YOUR OBJECTIVE: Search the material for "this" and show all lines that contain it.

===============

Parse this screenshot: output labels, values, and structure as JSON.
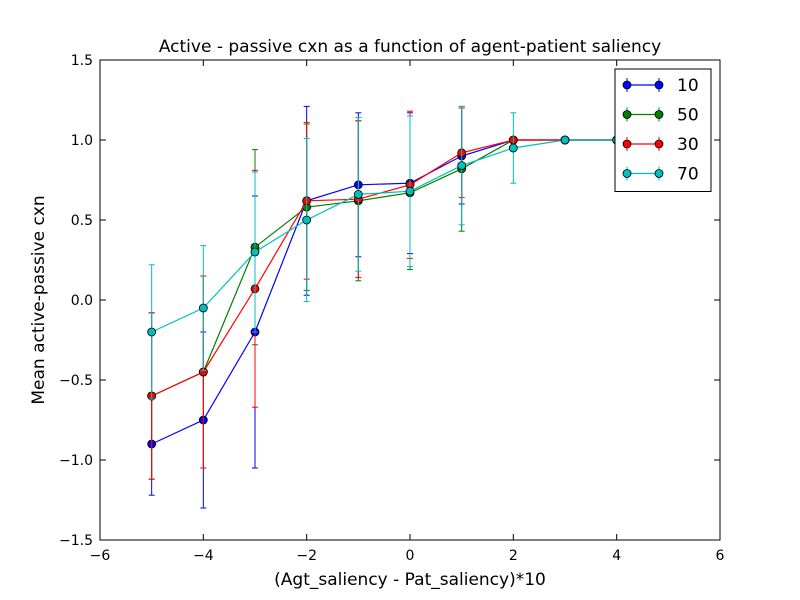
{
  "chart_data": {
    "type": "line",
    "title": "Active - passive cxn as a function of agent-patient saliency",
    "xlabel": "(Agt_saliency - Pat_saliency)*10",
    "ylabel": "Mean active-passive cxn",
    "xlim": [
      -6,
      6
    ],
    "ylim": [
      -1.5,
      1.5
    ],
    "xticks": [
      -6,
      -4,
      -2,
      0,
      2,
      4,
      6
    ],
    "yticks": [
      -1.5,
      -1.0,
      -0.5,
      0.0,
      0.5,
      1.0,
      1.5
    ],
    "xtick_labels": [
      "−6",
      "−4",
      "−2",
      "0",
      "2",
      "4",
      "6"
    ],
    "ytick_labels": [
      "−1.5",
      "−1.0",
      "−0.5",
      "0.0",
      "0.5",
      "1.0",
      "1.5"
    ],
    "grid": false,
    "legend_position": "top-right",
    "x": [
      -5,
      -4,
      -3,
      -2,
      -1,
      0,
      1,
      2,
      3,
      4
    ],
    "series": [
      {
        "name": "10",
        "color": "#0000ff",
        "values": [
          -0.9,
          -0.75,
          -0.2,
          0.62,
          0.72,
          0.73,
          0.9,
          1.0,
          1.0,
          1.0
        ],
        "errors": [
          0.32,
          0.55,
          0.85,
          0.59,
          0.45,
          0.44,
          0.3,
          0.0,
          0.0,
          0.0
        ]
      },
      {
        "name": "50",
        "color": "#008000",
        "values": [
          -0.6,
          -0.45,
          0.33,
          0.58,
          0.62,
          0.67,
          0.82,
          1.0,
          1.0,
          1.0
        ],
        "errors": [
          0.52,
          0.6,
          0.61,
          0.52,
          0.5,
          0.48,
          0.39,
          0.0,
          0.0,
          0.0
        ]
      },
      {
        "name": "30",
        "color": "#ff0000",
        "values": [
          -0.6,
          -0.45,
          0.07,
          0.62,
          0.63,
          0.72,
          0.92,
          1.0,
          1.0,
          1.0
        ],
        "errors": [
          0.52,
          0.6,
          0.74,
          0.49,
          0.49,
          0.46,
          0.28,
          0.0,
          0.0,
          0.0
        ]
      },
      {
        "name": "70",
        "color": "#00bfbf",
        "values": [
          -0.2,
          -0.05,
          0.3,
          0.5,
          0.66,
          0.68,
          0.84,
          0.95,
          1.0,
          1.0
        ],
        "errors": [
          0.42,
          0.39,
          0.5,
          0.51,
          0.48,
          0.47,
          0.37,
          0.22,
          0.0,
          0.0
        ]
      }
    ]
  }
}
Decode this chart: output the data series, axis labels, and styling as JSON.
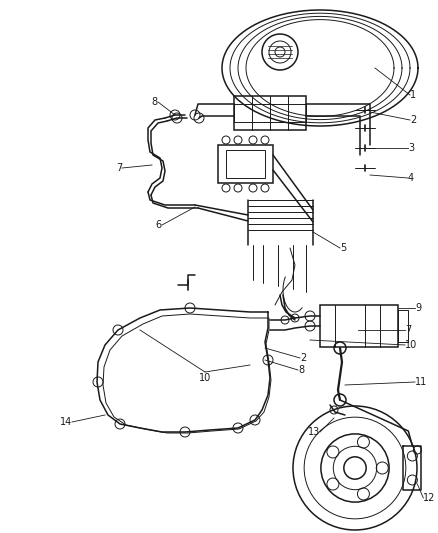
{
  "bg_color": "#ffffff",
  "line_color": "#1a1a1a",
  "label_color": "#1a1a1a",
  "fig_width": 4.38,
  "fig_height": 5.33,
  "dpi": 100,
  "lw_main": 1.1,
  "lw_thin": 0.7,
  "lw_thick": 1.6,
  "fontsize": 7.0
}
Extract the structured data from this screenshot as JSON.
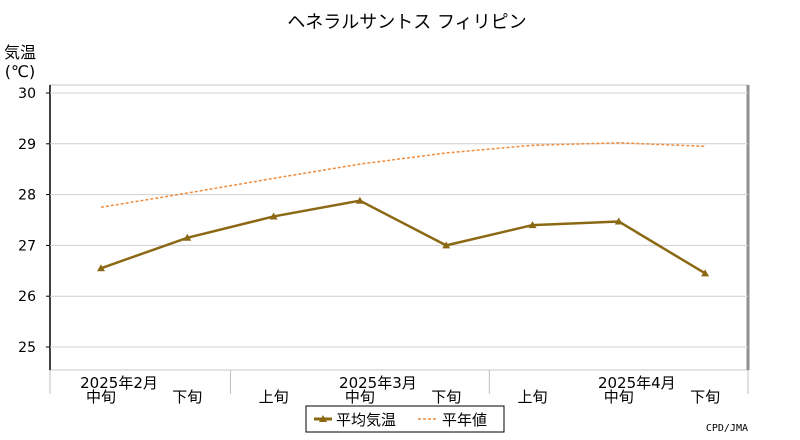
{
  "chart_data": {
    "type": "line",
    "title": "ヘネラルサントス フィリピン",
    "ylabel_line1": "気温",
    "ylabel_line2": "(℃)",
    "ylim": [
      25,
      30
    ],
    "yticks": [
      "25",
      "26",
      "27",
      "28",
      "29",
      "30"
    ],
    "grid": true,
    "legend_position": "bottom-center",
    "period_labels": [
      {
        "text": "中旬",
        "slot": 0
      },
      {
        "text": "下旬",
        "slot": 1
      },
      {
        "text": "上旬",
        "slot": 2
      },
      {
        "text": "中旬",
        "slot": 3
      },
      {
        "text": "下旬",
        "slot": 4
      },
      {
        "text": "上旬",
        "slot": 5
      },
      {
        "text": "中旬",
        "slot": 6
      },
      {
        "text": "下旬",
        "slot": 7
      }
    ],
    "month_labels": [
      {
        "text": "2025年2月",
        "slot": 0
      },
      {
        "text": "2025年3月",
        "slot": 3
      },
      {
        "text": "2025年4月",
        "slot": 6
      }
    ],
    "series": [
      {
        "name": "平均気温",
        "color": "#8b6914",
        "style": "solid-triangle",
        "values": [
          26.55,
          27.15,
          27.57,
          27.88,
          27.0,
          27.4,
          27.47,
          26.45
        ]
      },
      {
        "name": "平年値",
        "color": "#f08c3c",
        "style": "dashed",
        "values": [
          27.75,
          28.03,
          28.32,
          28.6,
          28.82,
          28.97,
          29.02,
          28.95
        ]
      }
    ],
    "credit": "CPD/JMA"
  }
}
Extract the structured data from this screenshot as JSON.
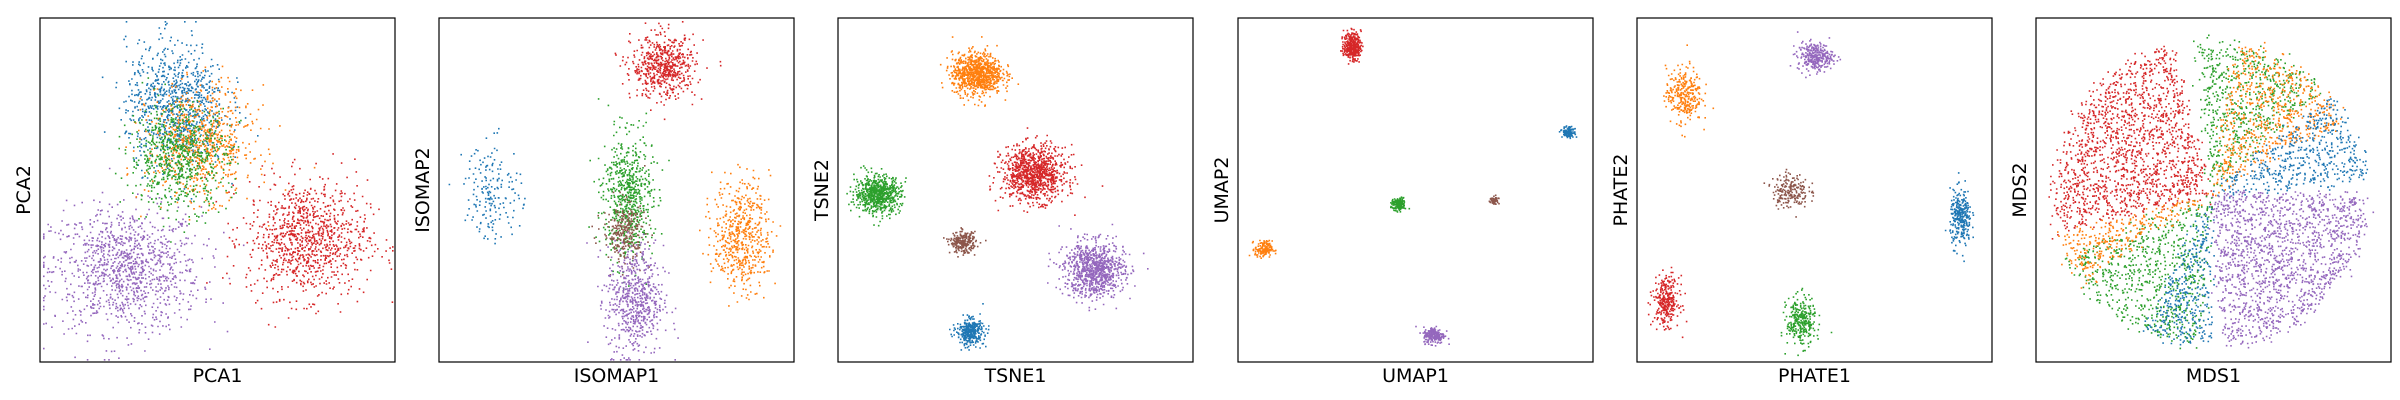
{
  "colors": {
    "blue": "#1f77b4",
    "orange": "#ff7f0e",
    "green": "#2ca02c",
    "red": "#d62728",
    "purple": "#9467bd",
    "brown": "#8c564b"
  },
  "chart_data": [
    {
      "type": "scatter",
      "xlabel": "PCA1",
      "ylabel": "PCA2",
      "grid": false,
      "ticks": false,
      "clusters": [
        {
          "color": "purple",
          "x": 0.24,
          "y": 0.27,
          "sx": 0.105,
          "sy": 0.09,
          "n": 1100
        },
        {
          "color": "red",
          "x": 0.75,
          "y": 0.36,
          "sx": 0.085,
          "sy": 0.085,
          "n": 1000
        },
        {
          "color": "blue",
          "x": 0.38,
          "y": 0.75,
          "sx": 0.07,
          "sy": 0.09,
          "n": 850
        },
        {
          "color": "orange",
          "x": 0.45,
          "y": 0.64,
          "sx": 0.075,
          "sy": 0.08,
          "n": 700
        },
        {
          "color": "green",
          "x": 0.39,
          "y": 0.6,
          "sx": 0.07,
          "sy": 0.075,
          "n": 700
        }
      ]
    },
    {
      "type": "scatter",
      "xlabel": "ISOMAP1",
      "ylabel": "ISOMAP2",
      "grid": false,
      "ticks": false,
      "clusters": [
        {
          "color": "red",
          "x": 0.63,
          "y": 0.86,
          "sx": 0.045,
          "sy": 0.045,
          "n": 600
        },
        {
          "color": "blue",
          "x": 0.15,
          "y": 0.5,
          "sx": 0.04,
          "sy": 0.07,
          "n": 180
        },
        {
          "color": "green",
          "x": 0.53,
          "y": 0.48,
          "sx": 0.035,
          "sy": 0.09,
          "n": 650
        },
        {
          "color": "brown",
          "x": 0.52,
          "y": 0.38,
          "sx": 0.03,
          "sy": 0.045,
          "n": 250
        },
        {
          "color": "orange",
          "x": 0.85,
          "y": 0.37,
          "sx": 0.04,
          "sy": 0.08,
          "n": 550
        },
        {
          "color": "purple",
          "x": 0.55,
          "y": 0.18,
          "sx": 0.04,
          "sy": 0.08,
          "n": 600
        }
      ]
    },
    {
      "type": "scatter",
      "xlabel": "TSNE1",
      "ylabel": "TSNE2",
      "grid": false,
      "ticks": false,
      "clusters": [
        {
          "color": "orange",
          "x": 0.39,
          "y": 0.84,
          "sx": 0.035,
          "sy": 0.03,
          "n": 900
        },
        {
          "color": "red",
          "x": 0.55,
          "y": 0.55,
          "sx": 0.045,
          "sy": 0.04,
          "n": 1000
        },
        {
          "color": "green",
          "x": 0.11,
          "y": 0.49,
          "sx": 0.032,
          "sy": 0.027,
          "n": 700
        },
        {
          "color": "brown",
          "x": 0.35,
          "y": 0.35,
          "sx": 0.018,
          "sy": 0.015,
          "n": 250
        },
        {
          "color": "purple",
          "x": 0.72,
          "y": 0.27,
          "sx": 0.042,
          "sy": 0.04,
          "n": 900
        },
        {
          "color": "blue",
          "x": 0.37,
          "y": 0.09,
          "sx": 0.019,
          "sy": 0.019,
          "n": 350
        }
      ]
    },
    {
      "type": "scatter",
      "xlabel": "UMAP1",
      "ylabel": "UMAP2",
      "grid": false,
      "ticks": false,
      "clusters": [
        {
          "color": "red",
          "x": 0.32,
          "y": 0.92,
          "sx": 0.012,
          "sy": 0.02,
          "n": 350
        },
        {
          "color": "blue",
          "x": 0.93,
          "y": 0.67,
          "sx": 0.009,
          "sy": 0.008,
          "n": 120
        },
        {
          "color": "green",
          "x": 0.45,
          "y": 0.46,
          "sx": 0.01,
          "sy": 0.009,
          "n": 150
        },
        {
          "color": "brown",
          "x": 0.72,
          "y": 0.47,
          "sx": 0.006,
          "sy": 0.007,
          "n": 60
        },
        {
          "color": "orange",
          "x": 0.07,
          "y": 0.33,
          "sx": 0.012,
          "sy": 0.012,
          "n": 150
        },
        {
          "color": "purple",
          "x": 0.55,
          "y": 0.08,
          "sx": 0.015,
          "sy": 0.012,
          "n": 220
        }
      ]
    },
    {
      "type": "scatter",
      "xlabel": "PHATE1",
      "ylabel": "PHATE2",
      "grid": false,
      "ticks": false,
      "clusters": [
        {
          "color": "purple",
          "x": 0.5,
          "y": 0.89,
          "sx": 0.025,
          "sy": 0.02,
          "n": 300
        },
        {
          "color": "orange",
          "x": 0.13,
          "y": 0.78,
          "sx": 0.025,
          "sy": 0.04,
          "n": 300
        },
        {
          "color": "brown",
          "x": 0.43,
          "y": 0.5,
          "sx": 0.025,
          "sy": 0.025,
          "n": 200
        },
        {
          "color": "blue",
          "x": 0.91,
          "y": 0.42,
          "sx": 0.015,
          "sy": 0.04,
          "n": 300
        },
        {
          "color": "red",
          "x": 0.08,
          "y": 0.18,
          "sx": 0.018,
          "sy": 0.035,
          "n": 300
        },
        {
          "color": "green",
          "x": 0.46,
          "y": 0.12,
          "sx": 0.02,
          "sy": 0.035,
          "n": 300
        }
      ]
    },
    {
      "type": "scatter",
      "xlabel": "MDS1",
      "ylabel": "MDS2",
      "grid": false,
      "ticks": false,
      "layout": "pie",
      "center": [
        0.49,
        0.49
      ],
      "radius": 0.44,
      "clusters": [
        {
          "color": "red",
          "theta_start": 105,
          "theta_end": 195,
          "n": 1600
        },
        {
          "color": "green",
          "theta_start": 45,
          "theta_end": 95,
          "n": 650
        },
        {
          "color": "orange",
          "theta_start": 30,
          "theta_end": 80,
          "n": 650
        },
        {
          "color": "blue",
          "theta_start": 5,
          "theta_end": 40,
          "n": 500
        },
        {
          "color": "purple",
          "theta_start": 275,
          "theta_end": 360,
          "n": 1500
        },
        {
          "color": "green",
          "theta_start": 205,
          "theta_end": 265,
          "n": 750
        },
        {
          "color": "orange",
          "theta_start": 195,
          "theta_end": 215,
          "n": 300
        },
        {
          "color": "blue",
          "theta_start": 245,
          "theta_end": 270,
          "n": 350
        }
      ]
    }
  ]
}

===============

RESPONSE:
Parse this screenshot: output labels, values, and structure as JSON.
Decode this chart: output the data series, axis labels, and styling as JSON.
Extract the structured data from this screenshot as JSON.
Extract the structured data from this screenshot as JSON.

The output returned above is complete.